§ Problem to solve
Read the lines that follow and pick out every one containing the word "legend".
----
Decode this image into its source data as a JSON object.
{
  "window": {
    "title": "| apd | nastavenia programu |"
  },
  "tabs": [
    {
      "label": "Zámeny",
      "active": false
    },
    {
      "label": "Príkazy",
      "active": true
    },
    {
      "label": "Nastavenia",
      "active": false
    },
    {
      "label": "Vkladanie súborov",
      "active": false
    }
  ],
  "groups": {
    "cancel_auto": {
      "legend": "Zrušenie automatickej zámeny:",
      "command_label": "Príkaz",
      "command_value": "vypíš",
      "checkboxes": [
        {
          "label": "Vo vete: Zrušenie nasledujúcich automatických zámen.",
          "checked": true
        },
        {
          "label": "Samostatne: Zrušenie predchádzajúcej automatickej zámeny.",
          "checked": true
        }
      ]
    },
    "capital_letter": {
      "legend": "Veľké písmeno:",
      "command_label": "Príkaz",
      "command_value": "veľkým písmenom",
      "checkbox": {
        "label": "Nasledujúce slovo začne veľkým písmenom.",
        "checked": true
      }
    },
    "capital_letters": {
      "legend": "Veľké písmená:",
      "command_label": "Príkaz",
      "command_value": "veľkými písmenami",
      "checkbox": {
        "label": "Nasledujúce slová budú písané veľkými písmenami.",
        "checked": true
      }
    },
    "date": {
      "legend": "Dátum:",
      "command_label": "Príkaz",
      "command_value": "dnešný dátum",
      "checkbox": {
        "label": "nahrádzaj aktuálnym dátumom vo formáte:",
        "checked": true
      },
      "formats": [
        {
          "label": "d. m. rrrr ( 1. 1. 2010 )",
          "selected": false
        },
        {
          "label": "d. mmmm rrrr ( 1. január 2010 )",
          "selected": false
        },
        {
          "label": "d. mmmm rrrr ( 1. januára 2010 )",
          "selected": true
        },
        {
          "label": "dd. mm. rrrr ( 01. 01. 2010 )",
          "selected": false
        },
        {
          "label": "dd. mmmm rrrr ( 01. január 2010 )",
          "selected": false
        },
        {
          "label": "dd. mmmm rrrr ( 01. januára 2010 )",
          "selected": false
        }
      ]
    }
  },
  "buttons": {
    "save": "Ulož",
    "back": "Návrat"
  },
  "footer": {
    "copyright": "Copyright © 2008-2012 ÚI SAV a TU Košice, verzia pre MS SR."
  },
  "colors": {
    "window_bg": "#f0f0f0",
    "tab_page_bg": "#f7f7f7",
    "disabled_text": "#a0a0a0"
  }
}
----
§ Written solution
      "legend": "Zrušenie automatickej zámeny:",
      "legend": "Veľké písmeno:",
      "legend": "Veľké písmená:",
      "legend": "Dátum:",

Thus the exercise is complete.